■ **WHAT IS EXPECTED**:
Find and copy lines holding "sttp".

[Entries with figure data]
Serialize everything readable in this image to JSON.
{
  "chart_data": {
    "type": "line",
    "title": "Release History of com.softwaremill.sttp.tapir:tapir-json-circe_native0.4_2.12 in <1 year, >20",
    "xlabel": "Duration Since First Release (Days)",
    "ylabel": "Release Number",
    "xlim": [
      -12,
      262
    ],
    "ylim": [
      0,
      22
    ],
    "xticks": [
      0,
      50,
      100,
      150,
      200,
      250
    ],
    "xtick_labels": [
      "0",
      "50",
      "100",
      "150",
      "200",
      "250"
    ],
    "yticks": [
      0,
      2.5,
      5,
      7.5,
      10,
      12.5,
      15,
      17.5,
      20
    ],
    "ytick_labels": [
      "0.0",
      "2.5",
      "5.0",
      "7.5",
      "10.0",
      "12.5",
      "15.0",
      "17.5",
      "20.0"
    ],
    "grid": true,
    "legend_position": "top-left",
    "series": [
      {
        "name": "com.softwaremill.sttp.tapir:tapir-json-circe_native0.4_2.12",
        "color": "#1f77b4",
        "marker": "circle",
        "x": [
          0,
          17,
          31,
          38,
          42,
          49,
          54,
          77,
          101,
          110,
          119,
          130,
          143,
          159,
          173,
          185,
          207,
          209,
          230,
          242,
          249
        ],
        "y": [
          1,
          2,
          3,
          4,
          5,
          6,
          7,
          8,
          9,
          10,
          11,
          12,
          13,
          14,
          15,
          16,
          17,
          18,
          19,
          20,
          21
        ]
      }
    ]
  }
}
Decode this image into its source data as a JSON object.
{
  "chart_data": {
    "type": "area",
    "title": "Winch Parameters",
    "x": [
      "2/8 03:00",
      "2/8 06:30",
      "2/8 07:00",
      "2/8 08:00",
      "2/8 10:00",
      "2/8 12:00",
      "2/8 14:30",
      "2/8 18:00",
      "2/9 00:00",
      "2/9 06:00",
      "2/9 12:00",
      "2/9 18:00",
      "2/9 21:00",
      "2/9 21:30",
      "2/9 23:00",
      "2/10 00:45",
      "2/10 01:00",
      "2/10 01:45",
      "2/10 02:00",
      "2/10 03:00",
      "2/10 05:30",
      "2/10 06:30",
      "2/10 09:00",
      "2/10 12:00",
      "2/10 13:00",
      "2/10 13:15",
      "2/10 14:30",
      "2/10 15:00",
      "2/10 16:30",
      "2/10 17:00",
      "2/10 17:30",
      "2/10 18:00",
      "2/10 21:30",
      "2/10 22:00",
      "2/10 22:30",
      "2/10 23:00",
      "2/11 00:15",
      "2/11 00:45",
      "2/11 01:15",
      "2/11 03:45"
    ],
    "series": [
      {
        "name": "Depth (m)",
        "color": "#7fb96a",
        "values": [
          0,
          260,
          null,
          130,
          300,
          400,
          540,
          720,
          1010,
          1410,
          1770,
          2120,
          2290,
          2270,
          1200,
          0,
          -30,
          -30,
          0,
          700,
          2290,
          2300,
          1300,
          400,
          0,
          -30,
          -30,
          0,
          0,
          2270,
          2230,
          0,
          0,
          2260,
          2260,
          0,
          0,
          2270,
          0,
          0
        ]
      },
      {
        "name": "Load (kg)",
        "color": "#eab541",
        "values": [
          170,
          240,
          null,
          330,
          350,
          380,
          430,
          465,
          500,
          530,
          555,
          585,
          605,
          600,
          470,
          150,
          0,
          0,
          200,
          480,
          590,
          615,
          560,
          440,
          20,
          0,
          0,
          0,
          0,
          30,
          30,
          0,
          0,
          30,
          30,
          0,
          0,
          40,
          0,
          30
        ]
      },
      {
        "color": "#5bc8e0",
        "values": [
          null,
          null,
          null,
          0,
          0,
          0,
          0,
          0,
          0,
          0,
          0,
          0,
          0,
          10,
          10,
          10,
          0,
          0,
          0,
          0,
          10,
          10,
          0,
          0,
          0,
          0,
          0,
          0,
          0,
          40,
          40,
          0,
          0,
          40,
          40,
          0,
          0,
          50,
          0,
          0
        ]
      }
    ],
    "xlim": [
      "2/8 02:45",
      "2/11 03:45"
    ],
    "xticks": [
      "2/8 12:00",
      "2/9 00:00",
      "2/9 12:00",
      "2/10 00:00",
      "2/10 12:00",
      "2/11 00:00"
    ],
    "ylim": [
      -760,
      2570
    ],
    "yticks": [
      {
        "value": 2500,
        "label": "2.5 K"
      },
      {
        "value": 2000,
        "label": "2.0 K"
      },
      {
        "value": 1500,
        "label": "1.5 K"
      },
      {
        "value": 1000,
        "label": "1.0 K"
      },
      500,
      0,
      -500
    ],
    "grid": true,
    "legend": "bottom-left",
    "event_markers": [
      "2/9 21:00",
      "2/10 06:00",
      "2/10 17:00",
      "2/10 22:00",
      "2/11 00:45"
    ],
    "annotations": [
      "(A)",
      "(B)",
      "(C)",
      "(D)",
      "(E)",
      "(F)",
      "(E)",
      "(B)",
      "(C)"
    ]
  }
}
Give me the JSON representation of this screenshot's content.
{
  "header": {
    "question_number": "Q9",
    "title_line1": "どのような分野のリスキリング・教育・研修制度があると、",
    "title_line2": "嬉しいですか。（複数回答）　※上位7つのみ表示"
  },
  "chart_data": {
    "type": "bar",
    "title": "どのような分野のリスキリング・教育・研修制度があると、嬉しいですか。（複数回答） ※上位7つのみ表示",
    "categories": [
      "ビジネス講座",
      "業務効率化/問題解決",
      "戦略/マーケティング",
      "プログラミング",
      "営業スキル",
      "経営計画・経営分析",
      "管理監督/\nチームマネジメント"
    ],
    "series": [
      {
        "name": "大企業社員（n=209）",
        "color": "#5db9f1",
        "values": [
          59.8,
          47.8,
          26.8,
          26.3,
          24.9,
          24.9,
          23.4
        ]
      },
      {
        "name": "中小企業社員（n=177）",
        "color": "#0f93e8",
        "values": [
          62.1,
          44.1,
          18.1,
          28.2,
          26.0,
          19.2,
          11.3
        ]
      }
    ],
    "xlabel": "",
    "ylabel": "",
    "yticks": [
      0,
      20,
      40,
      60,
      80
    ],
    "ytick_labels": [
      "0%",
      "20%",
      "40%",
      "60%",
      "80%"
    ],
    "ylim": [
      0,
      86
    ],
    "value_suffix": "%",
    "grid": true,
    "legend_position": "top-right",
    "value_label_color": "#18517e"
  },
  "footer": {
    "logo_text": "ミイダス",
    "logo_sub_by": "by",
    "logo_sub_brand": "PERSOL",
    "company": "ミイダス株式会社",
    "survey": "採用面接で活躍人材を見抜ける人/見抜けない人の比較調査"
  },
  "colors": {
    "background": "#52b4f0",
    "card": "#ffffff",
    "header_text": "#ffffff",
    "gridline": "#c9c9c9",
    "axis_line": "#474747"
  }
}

■ **WORKED SOLUTION**:
    "title": "Release History of com.softwaremill.sttp.tapir:tapir-json-circe_native0.4_2.12 in <1 year, >20",
        "name": "com.softwaremill.sttp.tapir:tapir-json-circe_native0.4_2.12",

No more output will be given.